▶ [Task brief]:
Scan the listing below for the word "name" and state how many lines hold it. Write nothing but the number.

▶ [Supplied records]:

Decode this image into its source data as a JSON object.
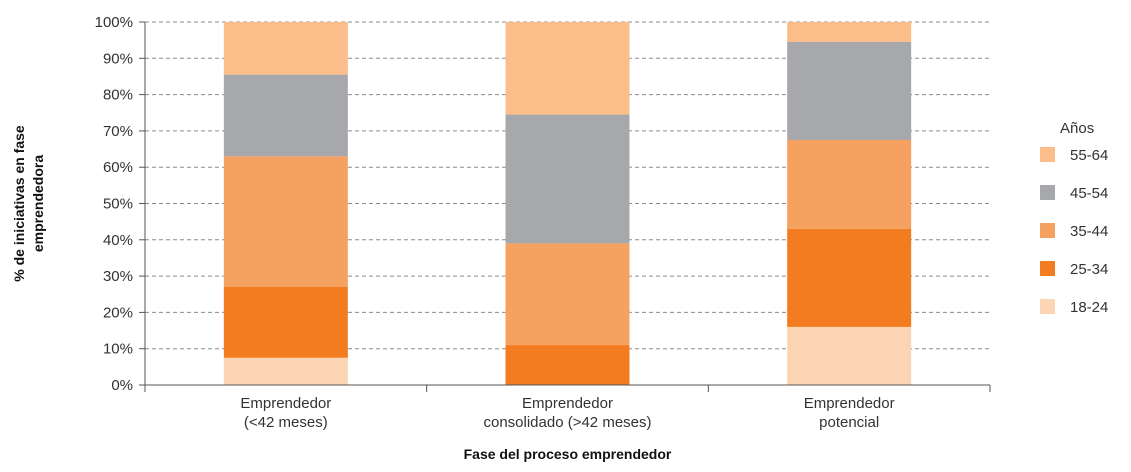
{
  "chart_data": {
    "type": "bar",
    "stacked": true,
    "percent": true,
    "categories": [
      [
        "Emprendedor",
        "(<42 meses)"
      ],
      [
        "Emprendedor",
        "consolidado (>42 meses)"
      ],
      [
        "Emprendedor",
        "potencial"
      ]
    ],
    "series": [
      {
        "name": "18-24",
        "color": "#fcd5b5",
        "values": [
          7.5,
          0,
          16
        ]
      },
      {
        "name": "25-34",
        "color": "#f47c20",
        "values": [
          19.5,
          11,
          27
        ]
      },
      {
        "name": "35-44",
        "color": "#f5a15f",
        "values": [
          36,
          28,
          24.5
        ]
      },
      {
        "name": "45-54",
        "color": "#a7a8ac",
        "values": [
          22.5,
          35.5,
          27
        ]
      },
      {
        "name": "55-64",
        "color": "#fbbd8a",
        "values": [
          14.5,
          25.5,
          5.5
        ]
      }
    ],
    "ylim": [
      0,
      100
    ],
    "yticks": [
      "0%",
      "10%",
      "20%",
      "30%",
      "40%",
      "50%",
      "60%",
      "70%",
      "80%",
      "90%",
      "100%"
    ],
    "xlabel": "Fase del proceso emprendedor",
    "ylabel": [
      "% de iniciativas en fase",
      "emprendedora"
    ],
    "legend_title": "Años",
    "legend_order": [
      "55-64",
      "45-54",
      "35-44",
      "25-34",
      "18-24"
    ],
    "legend_position": "right",
    "grid": "horizontal-dashed",
    "gridline_color": "#8c8c8c",
    "axis_color": "#555555"
  }
}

▶ [Response]:
5